▶ _YOUR GOAL_: Which lines hold the word "panel"? Copy each of them from the material.

Recorded data:

## BEGIN

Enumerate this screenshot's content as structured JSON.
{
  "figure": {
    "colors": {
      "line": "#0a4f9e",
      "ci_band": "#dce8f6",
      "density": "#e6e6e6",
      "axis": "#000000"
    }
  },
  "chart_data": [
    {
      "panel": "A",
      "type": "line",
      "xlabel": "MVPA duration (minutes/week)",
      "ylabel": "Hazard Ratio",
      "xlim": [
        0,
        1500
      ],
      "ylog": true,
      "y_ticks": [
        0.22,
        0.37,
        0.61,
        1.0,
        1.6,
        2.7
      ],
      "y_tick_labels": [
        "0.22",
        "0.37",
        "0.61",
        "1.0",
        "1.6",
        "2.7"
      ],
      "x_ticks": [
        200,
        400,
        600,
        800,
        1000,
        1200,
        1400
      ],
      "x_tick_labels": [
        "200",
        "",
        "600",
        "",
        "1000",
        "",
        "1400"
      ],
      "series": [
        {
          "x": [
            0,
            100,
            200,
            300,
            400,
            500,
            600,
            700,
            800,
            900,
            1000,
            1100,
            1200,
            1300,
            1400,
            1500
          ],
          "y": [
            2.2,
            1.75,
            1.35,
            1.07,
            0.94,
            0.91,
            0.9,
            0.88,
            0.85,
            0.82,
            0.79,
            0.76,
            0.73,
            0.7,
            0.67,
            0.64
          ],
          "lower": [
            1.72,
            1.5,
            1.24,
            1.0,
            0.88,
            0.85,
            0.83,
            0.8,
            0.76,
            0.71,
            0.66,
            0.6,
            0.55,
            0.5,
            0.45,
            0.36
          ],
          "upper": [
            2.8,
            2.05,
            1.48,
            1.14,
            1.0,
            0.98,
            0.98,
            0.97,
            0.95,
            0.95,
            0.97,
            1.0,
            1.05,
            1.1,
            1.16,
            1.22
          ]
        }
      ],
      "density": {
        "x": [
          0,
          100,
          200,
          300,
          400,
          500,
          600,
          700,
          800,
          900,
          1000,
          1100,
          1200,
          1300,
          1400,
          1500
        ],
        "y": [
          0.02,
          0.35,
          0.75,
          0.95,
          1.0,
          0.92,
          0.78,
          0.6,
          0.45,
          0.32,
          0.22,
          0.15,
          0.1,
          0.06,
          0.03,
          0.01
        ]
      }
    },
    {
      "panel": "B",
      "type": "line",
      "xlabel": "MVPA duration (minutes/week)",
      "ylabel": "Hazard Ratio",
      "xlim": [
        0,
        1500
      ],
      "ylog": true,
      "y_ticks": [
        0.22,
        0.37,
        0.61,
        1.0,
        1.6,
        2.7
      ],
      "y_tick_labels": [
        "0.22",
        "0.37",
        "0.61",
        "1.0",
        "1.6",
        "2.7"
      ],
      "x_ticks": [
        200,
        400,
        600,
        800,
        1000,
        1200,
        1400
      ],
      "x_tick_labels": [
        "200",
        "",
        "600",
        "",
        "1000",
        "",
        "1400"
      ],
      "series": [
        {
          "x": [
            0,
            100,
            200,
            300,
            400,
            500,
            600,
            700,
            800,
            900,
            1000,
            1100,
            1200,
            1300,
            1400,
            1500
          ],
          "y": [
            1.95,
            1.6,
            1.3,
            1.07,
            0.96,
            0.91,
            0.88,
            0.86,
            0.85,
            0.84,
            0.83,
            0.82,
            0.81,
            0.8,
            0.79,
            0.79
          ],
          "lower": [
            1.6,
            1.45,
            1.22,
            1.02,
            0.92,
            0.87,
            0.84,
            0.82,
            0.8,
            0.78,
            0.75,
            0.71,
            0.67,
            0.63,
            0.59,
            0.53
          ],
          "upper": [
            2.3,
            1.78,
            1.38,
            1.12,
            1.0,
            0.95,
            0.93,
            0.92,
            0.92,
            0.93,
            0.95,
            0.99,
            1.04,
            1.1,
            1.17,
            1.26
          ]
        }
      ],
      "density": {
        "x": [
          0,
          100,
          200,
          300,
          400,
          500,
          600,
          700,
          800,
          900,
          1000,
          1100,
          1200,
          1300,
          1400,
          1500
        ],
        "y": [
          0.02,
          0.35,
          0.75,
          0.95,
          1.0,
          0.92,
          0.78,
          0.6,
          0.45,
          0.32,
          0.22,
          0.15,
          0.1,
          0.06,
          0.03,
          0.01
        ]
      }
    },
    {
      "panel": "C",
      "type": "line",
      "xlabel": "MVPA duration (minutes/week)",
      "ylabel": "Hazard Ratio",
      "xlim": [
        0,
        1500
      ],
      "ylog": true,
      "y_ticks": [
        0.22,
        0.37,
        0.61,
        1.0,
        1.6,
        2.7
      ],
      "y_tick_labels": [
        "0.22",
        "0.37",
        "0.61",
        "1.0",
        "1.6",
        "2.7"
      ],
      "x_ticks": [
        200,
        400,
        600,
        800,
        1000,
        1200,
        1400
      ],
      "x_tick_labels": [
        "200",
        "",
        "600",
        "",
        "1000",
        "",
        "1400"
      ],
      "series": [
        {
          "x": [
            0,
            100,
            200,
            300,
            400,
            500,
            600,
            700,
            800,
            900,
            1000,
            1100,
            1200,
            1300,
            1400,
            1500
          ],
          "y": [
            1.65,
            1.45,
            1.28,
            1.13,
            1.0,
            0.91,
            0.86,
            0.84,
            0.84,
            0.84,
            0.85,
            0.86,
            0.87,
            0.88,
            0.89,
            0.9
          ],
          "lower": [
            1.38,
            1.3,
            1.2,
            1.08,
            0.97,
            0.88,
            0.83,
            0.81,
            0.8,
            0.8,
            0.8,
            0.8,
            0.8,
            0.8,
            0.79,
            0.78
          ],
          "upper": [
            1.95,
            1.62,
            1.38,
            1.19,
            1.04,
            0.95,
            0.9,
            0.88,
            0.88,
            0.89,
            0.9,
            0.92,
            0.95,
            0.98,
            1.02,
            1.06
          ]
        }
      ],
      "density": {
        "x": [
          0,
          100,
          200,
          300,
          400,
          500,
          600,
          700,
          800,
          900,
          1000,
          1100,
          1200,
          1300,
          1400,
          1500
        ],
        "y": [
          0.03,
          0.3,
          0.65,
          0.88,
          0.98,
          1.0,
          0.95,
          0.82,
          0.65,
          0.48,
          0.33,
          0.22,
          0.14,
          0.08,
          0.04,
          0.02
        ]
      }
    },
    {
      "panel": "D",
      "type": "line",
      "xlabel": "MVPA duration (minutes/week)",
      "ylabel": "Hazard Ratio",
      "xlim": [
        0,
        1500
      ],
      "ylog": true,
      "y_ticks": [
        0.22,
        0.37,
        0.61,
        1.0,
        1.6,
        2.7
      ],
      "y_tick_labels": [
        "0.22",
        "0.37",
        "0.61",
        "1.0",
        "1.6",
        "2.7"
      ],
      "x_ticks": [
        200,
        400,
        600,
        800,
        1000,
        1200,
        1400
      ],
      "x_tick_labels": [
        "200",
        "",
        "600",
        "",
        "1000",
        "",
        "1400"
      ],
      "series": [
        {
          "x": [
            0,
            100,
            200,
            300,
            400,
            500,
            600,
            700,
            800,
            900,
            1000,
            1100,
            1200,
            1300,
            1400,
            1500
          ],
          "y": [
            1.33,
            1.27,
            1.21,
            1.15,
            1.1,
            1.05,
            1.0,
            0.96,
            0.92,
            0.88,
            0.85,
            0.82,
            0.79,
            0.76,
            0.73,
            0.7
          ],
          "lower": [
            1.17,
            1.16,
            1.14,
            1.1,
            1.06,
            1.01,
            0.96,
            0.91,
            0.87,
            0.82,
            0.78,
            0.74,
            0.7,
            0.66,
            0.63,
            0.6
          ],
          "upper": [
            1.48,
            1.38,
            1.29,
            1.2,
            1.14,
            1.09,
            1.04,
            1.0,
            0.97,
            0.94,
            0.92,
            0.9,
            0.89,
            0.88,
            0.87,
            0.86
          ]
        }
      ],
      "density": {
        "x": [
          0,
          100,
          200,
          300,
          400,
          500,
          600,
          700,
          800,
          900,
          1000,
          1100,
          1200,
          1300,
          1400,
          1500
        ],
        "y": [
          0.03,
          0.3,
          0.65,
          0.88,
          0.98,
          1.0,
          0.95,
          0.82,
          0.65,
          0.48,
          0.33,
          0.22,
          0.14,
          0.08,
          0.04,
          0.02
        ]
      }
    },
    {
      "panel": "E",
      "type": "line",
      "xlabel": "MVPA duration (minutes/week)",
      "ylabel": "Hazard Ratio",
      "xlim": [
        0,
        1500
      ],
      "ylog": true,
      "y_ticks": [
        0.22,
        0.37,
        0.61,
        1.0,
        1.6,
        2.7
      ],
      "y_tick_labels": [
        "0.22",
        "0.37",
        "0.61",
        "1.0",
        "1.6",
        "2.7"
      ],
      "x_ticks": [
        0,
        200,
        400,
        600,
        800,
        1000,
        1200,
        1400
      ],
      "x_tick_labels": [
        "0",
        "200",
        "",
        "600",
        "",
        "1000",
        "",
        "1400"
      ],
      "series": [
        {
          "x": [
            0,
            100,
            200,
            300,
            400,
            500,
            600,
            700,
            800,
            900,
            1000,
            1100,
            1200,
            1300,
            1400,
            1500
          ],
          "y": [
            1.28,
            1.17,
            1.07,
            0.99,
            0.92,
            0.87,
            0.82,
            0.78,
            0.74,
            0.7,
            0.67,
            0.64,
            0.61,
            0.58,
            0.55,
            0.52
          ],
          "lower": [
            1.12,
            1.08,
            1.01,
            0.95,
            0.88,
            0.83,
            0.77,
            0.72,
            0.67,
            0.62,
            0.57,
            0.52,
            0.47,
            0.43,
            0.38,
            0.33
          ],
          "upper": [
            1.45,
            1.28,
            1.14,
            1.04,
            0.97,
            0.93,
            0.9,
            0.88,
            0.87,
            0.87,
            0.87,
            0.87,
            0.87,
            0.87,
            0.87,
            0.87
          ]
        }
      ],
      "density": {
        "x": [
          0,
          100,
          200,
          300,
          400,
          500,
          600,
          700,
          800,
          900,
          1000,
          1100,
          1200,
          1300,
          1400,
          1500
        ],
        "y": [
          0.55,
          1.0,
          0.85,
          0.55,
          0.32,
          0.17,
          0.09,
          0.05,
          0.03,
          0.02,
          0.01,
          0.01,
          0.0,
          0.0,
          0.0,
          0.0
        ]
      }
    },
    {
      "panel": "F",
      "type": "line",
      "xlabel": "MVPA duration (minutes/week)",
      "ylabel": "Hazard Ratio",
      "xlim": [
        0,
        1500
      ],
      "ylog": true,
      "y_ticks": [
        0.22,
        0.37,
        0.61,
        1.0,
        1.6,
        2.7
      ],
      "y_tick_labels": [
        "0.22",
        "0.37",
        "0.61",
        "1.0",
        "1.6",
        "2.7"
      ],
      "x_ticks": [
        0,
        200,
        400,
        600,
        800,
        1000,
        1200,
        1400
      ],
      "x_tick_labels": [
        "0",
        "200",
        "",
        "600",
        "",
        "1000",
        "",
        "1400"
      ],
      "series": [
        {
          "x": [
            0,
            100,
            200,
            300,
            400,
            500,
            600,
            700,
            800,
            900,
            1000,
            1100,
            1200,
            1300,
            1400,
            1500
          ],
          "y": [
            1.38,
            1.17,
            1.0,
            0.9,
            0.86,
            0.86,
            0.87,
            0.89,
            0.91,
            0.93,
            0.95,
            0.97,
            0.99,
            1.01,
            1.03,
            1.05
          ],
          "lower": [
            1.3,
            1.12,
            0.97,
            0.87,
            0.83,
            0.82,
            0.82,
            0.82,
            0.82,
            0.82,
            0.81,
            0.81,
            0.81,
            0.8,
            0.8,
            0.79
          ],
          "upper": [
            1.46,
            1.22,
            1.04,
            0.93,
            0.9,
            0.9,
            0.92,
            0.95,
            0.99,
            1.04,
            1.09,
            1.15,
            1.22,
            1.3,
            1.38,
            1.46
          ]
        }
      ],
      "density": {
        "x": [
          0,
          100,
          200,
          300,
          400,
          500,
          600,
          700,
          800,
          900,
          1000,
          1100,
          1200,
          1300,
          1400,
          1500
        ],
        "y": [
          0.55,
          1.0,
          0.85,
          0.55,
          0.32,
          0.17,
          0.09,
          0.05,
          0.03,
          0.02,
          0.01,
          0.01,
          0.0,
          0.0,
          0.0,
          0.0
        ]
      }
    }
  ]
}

## END

▶ _TASK SOLUTION_:
      "panel": "A",
      "panel": "B",
      "panel": "C",
      "panel": "D",
      "panel": "E",
      "panel": "F",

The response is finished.